What you should do:
Collect every line in the records below that contains the word "життєвого".

(Collected data entries)
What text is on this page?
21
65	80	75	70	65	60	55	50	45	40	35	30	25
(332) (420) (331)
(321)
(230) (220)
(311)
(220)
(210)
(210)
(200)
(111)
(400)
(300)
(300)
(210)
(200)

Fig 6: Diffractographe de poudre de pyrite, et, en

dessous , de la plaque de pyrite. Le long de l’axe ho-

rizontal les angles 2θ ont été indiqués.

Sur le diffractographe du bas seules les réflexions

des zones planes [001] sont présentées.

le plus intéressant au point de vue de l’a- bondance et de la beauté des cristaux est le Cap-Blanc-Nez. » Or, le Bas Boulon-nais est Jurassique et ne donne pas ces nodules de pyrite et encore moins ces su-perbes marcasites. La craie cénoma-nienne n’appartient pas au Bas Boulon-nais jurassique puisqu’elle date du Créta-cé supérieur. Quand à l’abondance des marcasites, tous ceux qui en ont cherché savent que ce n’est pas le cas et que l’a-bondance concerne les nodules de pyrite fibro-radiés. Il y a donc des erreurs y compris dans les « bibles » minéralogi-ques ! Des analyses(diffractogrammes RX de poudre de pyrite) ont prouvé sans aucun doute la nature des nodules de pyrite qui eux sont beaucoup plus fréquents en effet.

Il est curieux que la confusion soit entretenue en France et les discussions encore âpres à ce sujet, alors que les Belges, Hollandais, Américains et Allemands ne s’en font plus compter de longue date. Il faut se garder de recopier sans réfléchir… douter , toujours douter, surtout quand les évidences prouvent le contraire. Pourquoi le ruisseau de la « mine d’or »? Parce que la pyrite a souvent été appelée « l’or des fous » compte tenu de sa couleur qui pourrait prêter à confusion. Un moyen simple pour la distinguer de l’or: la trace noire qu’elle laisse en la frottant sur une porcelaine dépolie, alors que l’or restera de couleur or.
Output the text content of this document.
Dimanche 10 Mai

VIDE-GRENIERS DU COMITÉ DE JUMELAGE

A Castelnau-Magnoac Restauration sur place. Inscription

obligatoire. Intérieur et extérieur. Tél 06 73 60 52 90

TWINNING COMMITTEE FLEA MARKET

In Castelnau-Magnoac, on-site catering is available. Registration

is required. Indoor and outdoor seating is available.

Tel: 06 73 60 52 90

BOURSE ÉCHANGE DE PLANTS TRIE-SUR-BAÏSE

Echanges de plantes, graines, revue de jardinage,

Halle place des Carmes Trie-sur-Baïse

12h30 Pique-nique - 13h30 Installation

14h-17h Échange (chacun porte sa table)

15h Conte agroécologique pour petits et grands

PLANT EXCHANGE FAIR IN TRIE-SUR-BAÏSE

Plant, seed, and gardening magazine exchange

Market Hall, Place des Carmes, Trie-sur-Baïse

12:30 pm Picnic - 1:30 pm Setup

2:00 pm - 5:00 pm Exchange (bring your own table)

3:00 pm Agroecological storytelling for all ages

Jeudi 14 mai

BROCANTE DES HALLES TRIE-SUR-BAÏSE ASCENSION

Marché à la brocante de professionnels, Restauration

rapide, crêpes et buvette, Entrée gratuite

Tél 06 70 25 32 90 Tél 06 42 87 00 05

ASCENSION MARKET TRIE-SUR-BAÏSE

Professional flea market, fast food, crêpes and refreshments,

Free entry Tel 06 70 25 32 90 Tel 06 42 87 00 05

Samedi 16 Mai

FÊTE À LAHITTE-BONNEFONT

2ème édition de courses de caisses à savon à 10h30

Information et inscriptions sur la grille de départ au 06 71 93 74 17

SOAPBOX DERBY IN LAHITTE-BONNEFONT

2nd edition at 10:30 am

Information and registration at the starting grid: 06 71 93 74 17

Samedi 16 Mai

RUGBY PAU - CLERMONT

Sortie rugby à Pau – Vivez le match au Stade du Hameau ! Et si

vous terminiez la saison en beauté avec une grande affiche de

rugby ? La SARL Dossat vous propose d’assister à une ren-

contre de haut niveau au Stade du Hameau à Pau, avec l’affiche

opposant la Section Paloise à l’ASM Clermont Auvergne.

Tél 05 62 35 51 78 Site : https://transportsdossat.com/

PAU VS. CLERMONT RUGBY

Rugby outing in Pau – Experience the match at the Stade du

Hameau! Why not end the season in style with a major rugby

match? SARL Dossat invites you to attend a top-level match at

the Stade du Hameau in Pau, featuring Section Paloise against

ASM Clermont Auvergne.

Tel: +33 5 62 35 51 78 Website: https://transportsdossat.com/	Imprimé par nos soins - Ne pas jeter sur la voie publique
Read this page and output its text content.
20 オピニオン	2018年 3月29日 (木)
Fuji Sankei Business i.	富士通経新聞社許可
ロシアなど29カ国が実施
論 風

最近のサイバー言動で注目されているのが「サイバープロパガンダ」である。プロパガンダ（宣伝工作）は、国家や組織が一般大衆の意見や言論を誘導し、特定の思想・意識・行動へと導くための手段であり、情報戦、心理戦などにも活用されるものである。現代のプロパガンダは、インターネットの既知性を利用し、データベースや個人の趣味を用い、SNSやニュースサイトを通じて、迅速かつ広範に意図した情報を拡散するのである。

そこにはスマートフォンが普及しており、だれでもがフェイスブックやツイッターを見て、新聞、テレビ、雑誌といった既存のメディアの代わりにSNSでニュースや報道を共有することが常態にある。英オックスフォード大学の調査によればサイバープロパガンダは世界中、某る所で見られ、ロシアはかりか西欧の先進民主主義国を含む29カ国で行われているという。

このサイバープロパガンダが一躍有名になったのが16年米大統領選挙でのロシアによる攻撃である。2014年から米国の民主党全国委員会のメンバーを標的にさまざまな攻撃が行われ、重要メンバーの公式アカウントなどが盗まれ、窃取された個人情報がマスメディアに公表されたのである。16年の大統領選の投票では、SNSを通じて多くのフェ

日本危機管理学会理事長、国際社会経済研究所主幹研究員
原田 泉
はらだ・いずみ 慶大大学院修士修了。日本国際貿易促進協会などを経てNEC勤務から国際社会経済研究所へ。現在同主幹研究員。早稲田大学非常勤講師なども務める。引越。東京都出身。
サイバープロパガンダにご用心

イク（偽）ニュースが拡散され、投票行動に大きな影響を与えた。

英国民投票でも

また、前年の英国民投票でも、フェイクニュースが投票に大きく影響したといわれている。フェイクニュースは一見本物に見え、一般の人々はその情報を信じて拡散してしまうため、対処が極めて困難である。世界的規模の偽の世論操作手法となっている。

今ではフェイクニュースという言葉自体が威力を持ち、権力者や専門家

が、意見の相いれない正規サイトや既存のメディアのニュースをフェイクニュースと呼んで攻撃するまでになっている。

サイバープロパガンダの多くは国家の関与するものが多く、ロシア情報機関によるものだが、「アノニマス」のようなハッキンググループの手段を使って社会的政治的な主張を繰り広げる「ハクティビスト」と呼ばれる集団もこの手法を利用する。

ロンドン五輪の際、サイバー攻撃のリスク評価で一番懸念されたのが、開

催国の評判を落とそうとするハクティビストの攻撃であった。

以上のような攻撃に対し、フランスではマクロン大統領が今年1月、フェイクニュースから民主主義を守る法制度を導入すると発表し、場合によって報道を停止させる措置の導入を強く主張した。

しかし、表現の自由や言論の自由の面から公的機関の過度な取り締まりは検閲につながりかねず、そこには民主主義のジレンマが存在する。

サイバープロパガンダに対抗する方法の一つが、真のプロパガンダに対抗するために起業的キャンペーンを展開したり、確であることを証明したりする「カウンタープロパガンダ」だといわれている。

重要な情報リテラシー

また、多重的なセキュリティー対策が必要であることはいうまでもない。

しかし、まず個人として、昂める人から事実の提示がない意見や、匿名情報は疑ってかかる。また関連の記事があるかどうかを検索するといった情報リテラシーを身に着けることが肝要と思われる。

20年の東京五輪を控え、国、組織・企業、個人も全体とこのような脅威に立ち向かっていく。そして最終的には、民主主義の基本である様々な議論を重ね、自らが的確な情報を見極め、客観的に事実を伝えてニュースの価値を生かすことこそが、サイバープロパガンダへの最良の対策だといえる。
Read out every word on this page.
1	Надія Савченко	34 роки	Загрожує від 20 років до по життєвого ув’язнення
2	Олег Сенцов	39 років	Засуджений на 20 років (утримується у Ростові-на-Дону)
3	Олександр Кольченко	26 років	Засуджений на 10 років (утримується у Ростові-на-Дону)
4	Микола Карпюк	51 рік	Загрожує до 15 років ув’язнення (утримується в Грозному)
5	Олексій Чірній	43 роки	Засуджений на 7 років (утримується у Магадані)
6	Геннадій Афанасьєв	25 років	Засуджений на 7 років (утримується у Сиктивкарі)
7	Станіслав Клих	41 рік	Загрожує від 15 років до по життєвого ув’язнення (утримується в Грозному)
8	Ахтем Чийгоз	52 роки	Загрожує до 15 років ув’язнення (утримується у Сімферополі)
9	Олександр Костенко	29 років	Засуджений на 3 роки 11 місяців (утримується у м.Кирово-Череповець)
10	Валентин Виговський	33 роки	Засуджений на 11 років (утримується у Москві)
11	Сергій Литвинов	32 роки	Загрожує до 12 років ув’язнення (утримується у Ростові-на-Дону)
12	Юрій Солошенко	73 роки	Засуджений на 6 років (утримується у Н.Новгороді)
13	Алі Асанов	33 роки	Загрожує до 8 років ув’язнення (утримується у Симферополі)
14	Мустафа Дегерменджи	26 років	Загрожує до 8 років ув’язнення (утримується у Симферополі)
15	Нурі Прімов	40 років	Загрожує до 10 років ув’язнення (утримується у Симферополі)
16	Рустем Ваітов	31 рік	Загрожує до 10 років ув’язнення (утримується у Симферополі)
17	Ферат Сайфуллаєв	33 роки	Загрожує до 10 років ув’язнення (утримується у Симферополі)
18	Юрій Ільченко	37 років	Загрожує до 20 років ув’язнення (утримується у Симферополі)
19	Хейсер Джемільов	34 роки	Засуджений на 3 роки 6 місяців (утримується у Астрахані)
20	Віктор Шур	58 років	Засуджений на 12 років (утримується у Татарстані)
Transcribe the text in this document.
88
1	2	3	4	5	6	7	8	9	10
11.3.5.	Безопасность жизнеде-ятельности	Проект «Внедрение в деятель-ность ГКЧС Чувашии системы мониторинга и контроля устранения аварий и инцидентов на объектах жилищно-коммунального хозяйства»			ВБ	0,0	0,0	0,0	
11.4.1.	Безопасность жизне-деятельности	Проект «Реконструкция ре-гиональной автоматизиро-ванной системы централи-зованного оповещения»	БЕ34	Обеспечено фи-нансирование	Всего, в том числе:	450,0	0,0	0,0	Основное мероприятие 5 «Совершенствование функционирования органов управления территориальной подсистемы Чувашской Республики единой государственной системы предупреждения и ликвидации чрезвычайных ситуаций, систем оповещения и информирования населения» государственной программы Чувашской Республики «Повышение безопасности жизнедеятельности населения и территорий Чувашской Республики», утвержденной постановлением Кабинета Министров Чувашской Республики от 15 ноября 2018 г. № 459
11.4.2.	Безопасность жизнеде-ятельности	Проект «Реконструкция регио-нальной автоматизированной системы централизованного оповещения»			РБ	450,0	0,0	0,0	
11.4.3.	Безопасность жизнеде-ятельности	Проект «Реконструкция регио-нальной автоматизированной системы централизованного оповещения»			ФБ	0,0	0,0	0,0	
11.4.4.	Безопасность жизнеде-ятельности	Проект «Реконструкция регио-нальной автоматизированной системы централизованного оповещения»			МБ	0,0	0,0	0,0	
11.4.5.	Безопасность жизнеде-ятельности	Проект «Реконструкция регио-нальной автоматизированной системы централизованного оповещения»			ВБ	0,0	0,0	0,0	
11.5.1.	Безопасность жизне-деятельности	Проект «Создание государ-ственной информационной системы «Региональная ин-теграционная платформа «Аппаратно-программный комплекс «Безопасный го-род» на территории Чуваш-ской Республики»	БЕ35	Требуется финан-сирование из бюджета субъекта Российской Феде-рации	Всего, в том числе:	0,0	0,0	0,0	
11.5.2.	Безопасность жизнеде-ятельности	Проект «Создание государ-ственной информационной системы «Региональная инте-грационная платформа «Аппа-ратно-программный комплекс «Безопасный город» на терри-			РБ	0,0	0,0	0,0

Right answer:
1	Надія Савченко	34 роки	Загрожує від 20 років до по життєвого ув’язнення
7	Станіслав Клих	41 рік	Загрожує від 15 років до по життєвого ув’язнення (утримується в Грозному)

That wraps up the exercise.